_Request:_ List all lines of the data that include the string "type".

_Given data:_
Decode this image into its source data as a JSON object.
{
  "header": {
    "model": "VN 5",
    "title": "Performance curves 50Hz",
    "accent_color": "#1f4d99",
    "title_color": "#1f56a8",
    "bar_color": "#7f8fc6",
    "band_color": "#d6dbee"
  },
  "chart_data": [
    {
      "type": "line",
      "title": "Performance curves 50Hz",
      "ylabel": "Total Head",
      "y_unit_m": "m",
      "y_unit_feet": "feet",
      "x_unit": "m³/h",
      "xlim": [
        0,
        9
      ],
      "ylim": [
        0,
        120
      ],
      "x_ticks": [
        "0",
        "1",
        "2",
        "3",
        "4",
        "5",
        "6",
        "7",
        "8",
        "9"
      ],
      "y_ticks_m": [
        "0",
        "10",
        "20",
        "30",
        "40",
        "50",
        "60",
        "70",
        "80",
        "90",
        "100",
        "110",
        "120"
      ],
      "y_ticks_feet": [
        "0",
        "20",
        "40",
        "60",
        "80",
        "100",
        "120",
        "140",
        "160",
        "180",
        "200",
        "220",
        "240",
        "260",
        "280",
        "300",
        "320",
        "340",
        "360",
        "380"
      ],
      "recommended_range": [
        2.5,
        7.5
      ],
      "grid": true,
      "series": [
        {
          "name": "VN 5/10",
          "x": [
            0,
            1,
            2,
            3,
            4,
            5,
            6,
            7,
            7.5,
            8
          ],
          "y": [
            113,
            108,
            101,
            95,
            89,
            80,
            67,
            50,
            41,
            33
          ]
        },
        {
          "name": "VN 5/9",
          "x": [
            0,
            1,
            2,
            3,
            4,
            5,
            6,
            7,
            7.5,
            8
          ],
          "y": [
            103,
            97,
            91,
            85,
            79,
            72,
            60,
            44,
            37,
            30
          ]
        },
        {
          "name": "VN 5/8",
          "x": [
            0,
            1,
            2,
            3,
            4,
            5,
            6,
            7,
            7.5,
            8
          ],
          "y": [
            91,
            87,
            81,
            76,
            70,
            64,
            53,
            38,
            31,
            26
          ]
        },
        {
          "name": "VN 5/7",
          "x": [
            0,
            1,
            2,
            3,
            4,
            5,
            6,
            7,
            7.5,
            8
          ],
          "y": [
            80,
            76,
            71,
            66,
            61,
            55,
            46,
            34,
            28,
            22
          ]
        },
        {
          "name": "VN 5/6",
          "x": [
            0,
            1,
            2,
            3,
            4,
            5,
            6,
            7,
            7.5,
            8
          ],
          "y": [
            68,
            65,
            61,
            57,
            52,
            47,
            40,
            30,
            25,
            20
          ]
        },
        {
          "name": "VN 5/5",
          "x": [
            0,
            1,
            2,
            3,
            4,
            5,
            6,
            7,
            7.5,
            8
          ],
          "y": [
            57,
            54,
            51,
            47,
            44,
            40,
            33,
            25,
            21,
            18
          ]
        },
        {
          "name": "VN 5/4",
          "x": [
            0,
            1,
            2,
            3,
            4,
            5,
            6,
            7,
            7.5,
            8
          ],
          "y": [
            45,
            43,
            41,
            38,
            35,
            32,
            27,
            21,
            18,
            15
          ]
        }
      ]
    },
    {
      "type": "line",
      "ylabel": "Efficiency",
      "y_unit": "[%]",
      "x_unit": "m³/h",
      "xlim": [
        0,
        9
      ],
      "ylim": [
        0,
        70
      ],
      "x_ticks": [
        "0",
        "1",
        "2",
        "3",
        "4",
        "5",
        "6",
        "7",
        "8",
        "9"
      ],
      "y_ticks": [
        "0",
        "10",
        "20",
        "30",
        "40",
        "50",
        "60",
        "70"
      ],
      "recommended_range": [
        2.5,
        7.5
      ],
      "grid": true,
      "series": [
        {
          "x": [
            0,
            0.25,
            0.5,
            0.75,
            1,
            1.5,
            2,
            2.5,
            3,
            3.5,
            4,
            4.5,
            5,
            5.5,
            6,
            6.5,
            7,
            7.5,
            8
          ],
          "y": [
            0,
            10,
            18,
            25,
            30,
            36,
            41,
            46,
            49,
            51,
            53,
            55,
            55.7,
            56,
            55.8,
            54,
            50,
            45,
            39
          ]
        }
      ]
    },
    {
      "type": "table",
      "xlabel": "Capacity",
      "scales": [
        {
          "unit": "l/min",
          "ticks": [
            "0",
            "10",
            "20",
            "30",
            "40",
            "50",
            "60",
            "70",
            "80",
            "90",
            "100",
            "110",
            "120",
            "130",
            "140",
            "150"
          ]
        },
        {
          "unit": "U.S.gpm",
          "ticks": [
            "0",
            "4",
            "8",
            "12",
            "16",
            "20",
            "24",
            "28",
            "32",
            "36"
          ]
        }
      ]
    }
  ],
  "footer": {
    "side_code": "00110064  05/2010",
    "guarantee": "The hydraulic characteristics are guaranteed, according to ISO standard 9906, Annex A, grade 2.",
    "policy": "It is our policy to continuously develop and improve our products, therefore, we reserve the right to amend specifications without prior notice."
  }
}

* * *

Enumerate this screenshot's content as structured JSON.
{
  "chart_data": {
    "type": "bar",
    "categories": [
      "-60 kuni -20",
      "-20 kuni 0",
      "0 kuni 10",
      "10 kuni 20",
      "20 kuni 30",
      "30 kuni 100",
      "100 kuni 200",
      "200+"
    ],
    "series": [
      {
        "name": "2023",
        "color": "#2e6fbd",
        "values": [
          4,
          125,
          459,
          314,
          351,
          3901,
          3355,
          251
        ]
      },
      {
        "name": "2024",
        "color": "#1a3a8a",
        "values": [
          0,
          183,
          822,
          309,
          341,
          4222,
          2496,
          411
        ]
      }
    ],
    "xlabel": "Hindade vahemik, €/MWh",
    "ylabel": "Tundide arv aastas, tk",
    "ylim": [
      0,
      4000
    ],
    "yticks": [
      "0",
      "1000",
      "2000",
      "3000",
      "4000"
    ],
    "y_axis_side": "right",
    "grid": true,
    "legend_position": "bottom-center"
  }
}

--

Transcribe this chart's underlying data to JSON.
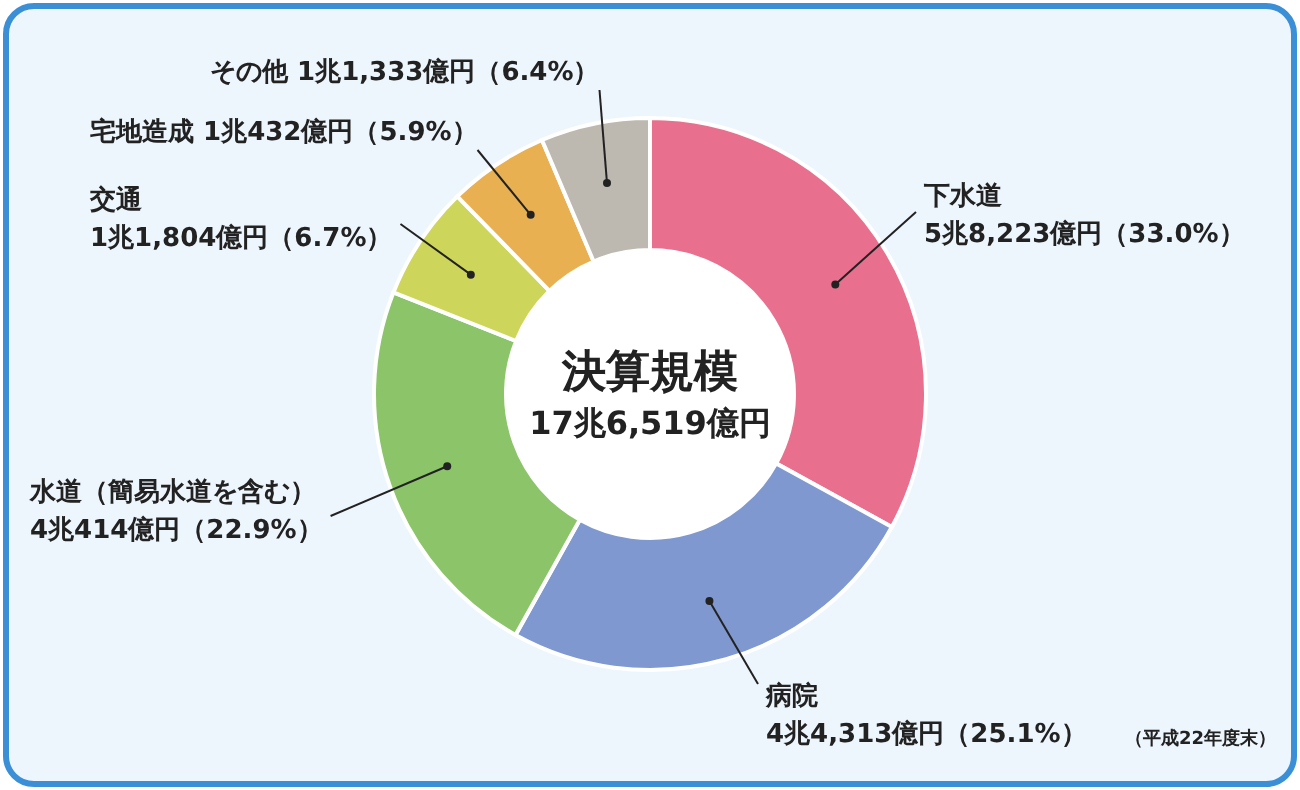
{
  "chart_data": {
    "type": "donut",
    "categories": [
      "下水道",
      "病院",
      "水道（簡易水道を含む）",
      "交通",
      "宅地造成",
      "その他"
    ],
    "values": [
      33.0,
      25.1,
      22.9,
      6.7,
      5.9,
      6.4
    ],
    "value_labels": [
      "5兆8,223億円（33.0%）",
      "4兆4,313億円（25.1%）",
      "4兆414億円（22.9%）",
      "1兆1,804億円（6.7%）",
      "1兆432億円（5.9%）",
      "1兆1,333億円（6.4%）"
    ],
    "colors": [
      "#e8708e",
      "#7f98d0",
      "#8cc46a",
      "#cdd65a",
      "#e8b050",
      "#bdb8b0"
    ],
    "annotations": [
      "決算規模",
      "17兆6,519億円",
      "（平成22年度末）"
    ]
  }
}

_Response to this task:_
      "type": "line",
      "type": "line",
      "type": "table",
    "type": "bar",
    "type": "donut",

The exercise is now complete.